## [Task instructions]
Write every record out again exactly as given.

■ ■ ■ ■ ■

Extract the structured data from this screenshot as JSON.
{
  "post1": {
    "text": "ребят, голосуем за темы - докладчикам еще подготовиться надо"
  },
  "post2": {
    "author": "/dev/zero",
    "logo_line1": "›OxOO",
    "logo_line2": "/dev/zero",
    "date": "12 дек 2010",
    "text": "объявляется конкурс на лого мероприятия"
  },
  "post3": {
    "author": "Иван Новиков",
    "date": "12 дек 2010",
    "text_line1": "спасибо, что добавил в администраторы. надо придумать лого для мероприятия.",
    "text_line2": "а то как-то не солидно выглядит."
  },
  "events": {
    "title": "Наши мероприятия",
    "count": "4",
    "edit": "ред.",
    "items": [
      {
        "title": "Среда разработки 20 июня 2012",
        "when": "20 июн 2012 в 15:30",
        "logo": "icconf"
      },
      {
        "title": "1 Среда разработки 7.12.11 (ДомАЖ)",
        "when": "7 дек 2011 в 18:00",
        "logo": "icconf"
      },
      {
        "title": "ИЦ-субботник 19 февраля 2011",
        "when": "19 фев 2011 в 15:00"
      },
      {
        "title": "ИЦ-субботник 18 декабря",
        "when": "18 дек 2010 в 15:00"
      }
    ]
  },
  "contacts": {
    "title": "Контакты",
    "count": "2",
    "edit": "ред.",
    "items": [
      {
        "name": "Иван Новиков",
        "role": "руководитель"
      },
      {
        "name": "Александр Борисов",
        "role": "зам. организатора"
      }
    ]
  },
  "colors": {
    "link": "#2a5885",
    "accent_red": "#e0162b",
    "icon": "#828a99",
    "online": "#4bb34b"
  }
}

■ ■ ■ ■ ■

## [Completed task]
Extract the structured data from this screenshot as JSON.
{
  "post1": {
    "text": "ребят, голосуем за темы - докладчикам еще подготовиться надо"
  },
  "post2": {
    "author": "/dev/zero",
    "logo_line1": "›OxOO",
    "logo_line2": "/dev/zero",
    "date": "12 дек 2010",
    "text": "объявляется конкурс на лого мероприятия"
  },
  "post3": {
    "author": "Иван Новиков",
    "date": "12 дек 2010",
    "text_line1": "спасибо, что добавил в администраторы. надо придумать лого для мероприятия.",
    "text_line2": "а то как-то не солидно выглядит."
  },
  "events": {
    "title": "Наши мероприятия",
    "count": "4",
    "edit": "ред.",
    "items": [
      {
        "title": "Среда разработки 20 июня 2012",
        "when": "20 июн 2012 в 15:30",
        "logo": "icconf"
      },
      {
        "title": "1 Среда разработки 7.12.11 (ДомАЖ)",
        "when": "7 дек 2011 в 18:00",
        "logo": "icconf"
      },
      {
        "title": "ИЦ-субботник 19 февраля 2011",
        "when": "19 фев 2011 в 15:00"
      },
      {
        "title": "ИЦ-субботник 18 декабря",
        "when": "18 дек 2010 в 15:00"
      }
    ]
  },
  "contacts": {
    "title": "Контакты",
    "count": "2",
    "edit": "ред.",
    "items": [
      {
        "name": "Иван Новиков",
        "role": "руководитель"
      },
      {
        "name": "Александр Борисов",
        "role": "зам. организатора"
      }
    ]
  },
  "colors": {
    "link": "#2a5885",
    "accent_red": "#e0162b",
    "icon": "#828a99",
    "online": "#4bb34b"
  }
}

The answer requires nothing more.